Start of Provided records

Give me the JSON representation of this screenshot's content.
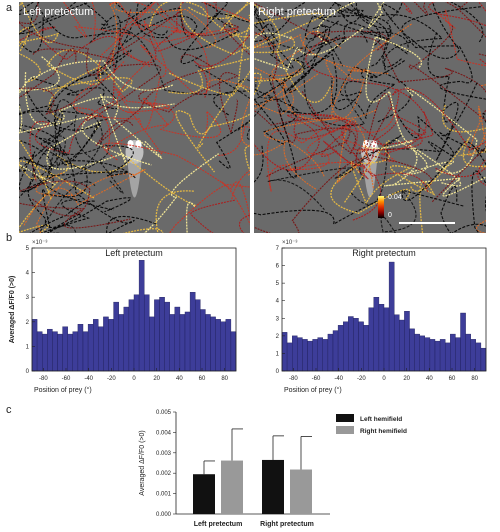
{
  "panels": {
    "a": "a",
    "b": "b",
    "c": "c"
  },
  "images": [
    {
      "title": "Left pretectum"
    },
    {
      "title": "Right pretectum"
    }
  ],
  "colorbar": {
    "max": "0.04",
    "min": "0",
    "colors": [
      "#000000",
      "#8b0000",
      "#e03000",
      "#ff9000",
      "#ffff80"
    ]
  },
  "chart_data": [
    {
      "type": "bar",
      "title": "Left pretectum",
      "ylabel": "Averaged ΔF/F0 (>0)",
      "xlabel": "Position of prey (°)",
      "y_scale_label": "×10⁻³",
      "ylim": [
        0,
        5
      ],
      "xlim": [
        -90,
        90
      ],
      "xticks": [
        -80,
        -60,
        -40,
        -20,
        0,
        20,
        40,
        60,
        80
      ],
      "yticks": [
        0,
        1,
        2,
        3,
        4,
        5
      ],
      "bin_width": 4.5,
      "bin_start": -90,
      "values": [
        2.1,
        1.6,
        1.5,
        1.7,
        1.6,
        1.5,
        1.8,
        1.5,
        1.6,
        1.9,
        1.6,
        1.9,
        2.1,
        1.8,
        2.2,
        2.1,
        2.8,
        2.3,
        2.6,
        2.9,
        3.1,
        4.5,
        3.1,
        2.2,
        2.9,
        3.0,
        2.8,
        2.3,
        2.6,
        2.3,
        2.4,
        3.2,
        2.9,
        2.5,
        2.3,
        2.2,
        2.1,
        2.0,
        2.1,
        1.6
      ],
      "bar_color": "#3d3d99"
    },
    {
      "type": "bar",
      "title": "Right pretectum",
      "ylabel": "",
      "xlabel": "Position of prey (°)",
      "y_scale_label": "×10⁻³",
      "ylim": [
        0,
        7
      ],
      "xlim": [
        -90,
        90
      ],
      "xticks": [
        -80,
        -60,
        -40,
        -20,
        0,
        20,
        40,
        60,
        80
      ],
      "yticks": [
        0,
        1,
        2,
        3,
        4,
        5,
        6,
        7
      ],
      "bin_width": 4.5,
      "bin_start": -90,
      "values": [
        2.2,
        1.6,
        2.0,
        1.9,
        1.8,
        1.7,
        1.8,
        1.9,
        1.8,
        2.1,
        2.3,
        2.6,
        2.8,
        3.1,
        3.0,
        2.8,
        2.6,
        3.6,
        4.2,
        3.8,
        3.6,
        6.2,
        3.2,
        2.9,
        3.4,
        2.4,
        2.1,
        2.0,
        1.9,
        1.8,
        1.7,
        1.8,
        1.6,
        2.1,
        1.9,
        3.3,
        2.1,
        1.8,
        1.6,
        1.3
      ],
      "bar_color": "#3d3d99"
    },
    {
      "type": "bar",
      "title": "",
      "ylabel": "Averaged ΔF/F0 (>0)",
      "xlabel": "",
      "ylim": [
        0,
        0.005
      ],
      "yticks": [
        0.0,
        0.001,
        0.002,
        0.003,
        0.004,
        0.005
      ],
      "ytick_labels": [
        "0.000",
        "0.001",
        "0.002",
        "0.003",
        "0.004",
        "0.005"
      ],
      "categories": [
        "Left pretectum",
        "Right pretectum"
      ],
      "series": [
        {
          "name": "Left hemifield",
          "values": [
            0.00195,
            0.00265
          ],
          "errors": [
            0.00065,
            0.00118
          ],
          "color": "#111111"
        },
        {
          "name": "Right hemifield",
          "values": [
            0.00262,
            0.00218
          ],
          "errors": [
            0.00155,
            0.00162
          ],
          "color": "#999999"
        }
      ]
    }
  ]
}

End of Provided records

Gather up the lines that contain the word "pretectum".

      "title": "Left pretectum"
      "title": "Right pretectum"
      "title": "Left pretectum",
      "title": "Right pretectum",
        "Left pretectum",
        "Right pretectum"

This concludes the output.